Goal: Reproduce the lines below word for word, starting at the line that contains "Localize all elements." and ending after the line that contains "mechanical-label: Rated Stroke". Omit any picture from your copy.

Supplied records:
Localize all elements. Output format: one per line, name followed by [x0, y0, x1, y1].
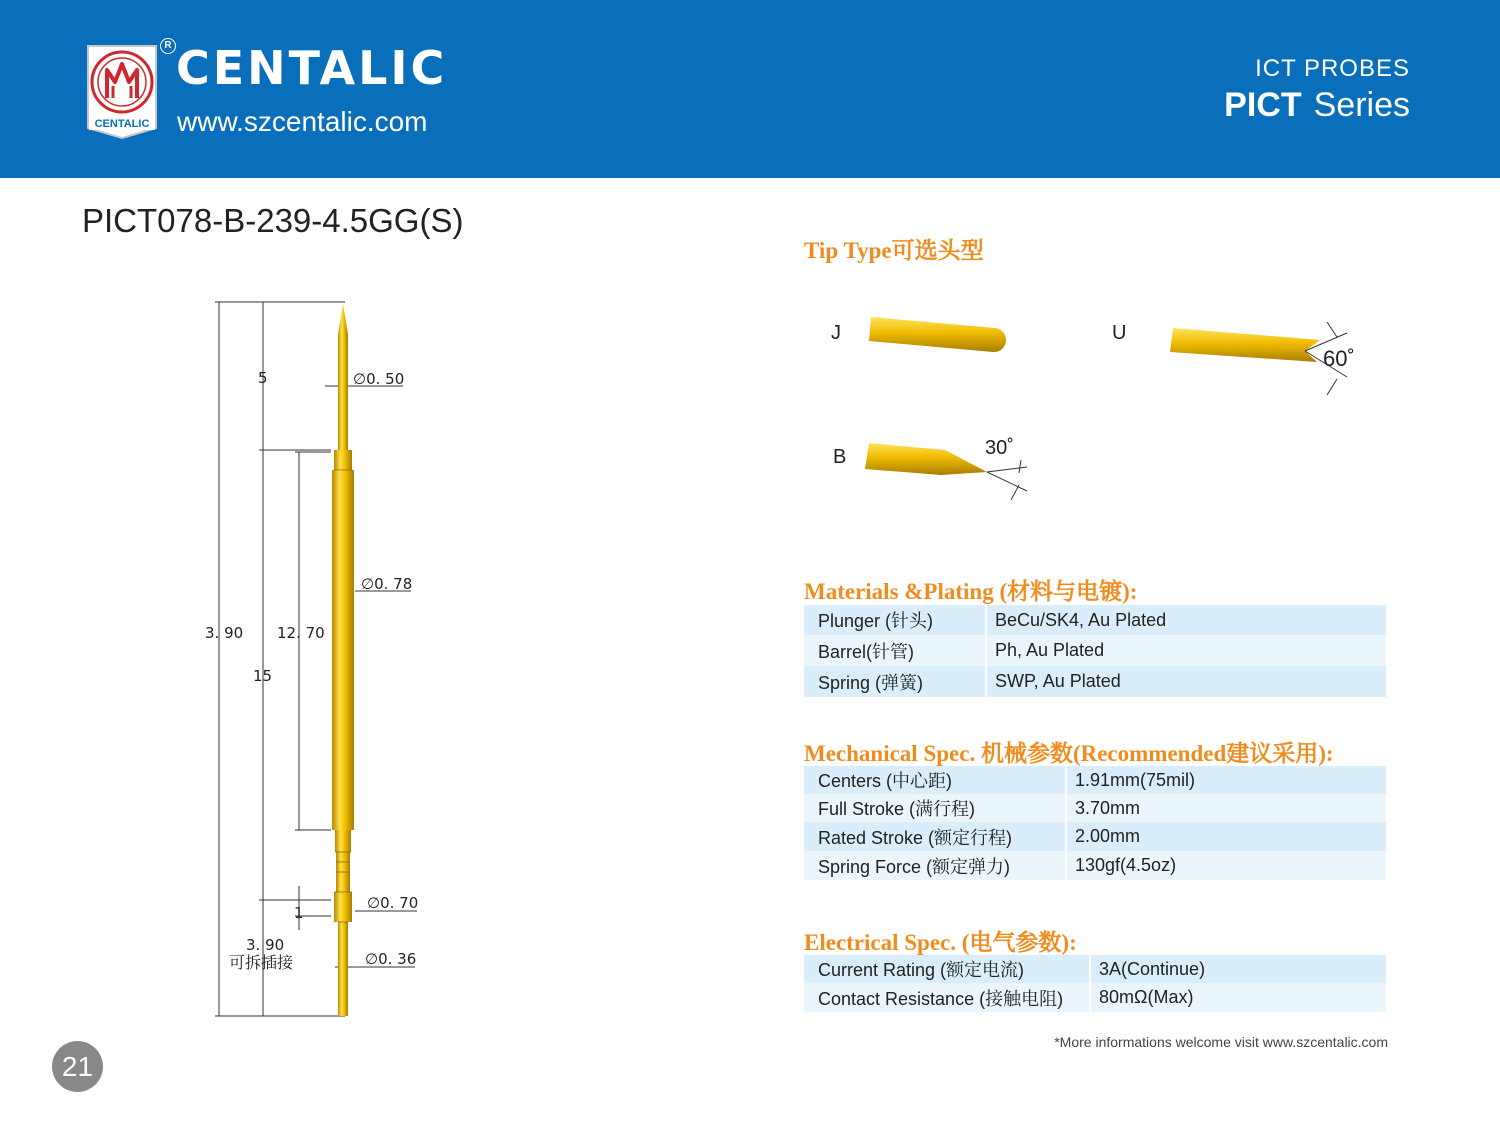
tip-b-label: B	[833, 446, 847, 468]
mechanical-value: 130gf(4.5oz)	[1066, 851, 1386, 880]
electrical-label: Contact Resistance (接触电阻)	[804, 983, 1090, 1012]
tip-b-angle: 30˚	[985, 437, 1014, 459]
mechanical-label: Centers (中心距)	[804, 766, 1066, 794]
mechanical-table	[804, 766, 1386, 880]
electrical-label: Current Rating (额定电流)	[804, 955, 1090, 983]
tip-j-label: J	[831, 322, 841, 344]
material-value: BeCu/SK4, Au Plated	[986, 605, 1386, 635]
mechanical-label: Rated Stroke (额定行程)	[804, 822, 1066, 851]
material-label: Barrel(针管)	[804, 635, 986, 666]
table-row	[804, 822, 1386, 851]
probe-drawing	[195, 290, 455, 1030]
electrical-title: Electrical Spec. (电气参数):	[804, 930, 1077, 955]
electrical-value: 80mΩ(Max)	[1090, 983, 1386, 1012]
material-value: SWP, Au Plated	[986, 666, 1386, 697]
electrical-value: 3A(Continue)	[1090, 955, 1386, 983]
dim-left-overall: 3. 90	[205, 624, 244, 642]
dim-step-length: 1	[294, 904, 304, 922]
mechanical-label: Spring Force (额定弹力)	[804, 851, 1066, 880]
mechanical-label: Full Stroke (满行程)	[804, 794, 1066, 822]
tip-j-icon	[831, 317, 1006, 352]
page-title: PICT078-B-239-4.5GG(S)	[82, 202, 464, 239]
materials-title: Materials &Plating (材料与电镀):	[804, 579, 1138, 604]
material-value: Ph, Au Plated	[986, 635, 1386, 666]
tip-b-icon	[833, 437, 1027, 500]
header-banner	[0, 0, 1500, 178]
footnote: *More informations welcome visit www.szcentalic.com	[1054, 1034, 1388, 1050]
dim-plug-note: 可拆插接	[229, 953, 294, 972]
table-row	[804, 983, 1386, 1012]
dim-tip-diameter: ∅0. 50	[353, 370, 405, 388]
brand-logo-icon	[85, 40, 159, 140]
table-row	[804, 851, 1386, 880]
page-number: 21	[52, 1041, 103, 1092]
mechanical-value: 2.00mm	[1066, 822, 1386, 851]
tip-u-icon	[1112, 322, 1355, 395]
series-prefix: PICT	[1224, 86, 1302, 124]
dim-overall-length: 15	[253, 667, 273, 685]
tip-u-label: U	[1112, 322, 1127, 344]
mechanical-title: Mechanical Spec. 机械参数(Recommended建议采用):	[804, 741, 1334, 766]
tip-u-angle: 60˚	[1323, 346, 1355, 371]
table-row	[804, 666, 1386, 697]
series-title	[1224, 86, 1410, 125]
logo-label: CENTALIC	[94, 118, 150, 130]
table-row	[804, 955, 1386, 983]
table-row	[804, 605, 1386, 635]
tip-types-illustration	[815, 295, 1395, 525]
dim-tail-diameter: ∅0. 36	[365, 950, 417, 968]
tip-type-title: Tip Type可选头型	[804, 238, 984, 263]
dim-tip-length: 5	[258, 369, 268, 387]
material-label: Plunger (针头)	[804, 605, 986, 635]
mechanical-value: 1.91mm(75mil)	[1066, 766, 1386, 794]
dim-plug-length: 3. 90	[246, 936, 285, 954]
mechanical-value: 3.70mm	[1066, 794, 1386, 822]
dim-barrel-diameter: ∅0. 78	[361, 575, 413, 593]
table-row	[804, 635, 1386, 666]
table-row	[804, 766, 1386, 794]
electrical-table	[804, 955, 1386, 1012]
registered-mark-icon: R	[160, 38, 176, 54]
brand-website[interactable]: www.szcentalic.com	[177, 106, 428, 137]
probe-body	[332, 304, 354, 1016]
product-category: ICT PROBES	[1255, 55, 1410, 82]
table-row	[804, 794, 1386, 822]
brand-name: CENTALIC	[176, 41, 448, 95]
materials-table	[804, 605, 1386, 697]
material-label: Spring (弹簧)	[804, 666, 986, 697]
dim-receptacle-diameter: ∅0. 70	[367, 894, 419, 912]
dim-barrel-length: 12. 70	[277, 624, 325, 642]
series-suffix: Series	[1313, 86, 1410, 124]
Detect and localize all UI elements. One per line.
* * *
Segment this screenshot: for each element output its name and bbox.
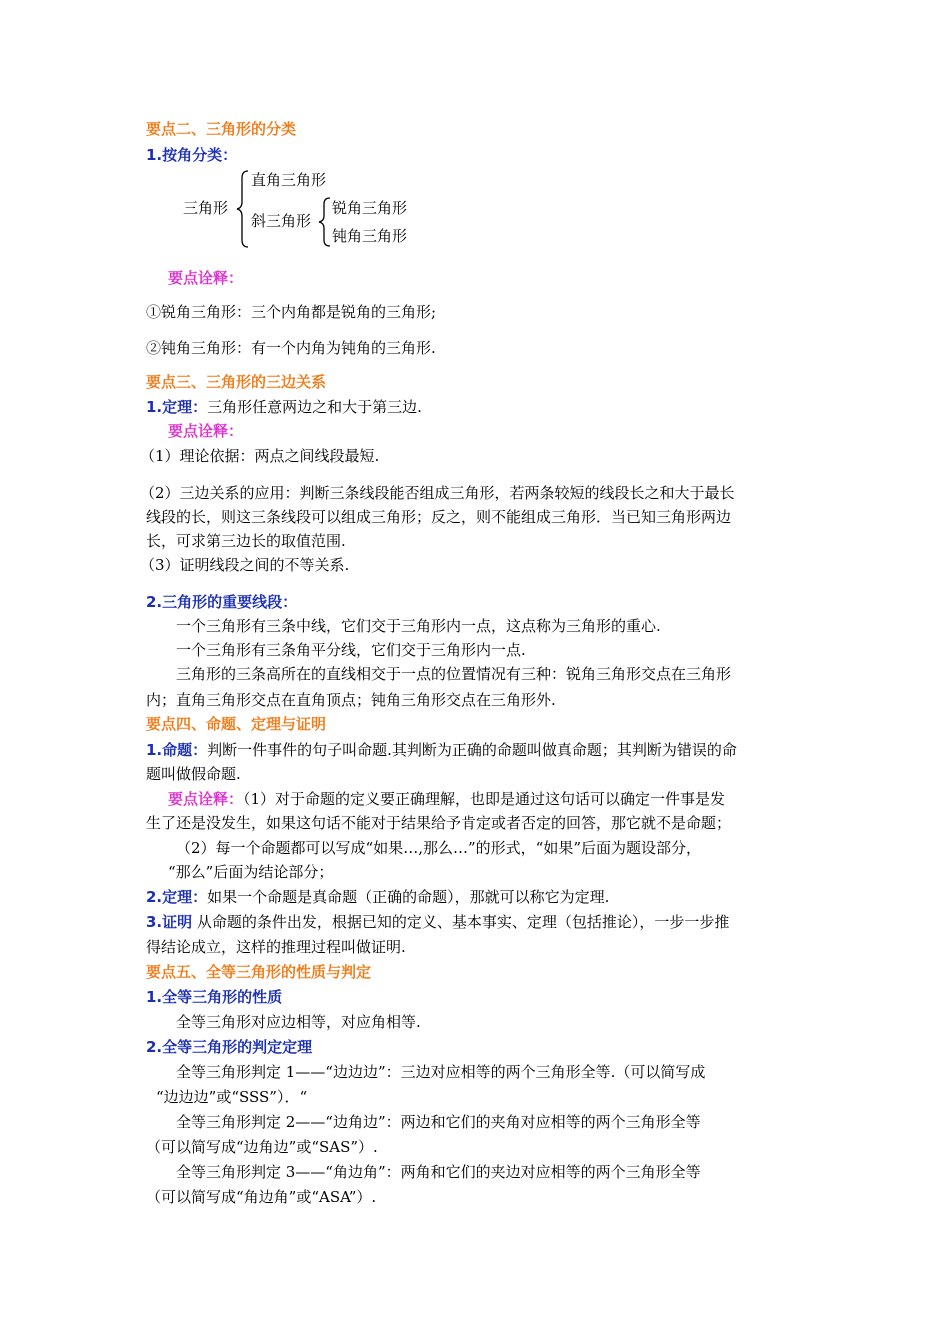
...
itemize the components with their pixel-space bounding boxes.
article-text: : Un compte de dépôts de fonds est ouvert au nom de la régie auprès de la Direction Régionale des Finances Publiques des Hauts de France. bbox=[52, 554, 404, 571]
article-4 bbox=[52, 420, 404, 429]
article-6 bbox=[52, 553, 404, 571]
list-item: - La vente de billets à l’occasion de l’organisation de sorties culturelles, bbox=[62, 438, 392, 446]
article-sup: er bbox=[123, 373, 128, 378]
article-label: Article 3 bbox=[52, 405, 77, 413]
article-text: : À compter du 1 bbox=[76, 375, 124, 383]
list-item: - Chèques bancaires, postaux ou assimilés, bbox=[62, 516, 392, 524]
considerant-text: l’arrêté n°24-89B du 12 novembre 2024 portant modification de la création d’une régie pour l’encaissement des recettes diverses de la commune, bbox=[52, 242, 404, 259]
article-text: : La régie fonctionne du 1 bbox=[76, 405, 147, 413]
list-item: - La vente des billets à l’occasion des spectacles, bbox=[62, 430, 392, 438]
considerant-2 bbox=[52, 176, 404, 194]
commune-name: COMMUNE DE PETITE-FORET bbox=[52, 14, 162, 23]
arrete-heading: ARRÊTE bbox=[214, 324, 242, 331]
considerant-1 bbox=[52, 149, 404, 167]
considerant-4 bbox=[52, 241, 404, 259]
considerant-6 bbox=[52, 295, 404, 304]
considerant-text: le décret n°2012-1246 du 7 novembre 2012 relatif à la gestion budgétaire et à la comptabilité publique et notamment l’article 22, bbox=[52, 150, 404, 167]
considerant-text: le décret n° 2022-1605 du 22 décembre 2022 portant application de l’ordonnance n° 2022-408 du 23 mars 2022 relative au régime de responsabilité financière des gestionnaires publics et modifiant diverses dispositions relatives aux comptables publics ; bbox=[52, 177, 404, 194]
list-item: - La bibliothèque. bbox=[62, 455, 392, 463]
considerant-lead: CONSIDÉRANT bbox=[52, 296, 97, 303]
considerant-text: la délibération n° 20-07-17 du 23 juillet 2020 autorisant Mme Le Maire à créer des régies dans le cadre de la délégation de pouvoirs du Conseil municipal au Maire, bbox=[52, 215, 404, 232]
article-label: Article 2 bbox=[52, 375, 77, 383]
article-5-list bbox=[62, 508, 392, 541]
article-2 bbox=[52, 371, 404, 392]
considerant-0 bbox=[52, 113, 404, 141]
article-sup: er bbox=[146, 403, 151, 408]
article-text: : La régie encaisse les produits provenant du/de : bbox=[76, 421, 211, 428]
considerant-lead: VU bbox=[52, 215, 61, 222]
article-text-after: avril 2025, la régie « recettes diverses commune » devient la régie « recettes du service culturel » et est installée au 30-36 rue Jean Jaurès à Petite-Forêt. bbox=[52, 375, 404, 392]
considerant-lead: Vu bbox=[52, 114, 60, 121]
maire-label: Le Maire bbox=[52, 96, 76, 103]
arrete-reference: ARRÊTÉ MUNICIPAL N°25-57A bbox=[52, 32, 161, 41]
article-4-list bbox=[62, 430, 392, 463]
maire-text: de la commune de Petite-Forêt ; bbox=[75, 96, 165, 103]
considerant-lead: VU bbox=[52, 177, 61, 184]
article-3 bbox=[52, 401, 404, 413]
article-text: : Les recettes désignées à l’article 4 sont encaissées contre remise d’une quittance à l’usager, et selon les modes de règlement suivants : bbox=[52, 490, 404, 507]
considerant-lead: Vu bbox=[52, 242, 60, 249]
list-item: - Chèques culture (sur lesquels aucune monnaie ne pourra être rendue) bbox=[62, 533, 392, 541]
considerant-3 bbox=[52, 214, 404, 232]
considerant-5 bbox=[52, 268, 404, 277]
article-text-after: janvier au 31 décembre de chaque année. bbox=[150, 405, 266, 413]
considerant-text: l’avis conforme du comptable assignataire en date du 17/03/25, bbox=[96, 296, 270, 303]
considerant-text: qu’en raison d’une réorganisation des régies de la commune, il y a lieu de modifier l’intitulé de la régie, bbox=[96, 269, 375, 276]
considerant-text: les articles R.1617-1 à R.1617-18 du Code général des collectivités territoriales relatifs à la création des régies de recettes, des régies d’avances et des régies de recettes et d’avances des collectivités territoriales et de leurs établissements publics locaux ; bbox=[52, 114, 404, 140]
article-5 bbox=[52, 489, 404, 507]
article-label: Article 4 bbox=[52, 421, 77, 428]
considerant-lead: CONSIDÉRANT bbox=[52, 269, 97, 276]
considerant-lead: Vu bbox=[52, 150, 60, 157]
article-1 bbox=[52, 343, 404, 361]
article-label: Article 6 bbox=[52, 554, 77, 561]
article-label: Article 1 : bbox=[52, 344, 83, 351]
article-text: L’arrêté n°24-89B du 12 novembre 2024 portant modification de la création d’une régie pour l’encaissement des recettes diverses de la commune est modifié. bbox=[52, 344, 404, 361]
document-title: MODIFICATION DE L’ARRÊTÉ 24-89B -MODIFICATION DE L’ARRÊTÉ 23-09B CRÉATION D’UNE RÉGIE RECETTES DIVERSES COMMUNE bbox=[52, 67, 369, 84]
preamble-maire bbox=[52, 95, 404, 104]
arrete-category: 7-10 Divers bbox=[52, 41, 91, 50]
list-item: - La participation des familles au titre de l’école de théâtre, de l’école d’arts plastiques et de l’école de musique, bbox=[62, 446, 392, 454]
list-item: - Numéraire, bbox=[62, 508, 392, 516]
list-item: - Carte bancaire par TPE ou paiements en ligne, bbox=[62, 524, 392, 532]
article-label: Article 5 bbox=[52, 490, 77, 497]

Result for this exercise:
Localize all elements. Output format: one per line, name followed by [x0, y0, x1, y1].
tip-b-label: B	[833, 446, 847, 468]
mechanical-value: 130gf(4.5oz)	[1066, 851, 1386, 880]
electrical-label: Contact Resistance (接触电阻)	[804, 983, 1090, 1012]
tip-b-angle: 30˚	[985, 437, 1014, 459]
mechanical-label: Centers (中心距)	[804, 766, 1066, 794]
mechanical-table	[804, 766, 1386, 880]
electrical-label: Current Rating (额定电流)	[804, 955, 1090, 983]
tip-j-label: J	[831, 322, 841, 344]
material-value: BeCu/SK4, Au Plated	[986, 605, 1386, 635]
mechanical-label: Rated Stroke (额定行程)	[804, 822, 1066, 851]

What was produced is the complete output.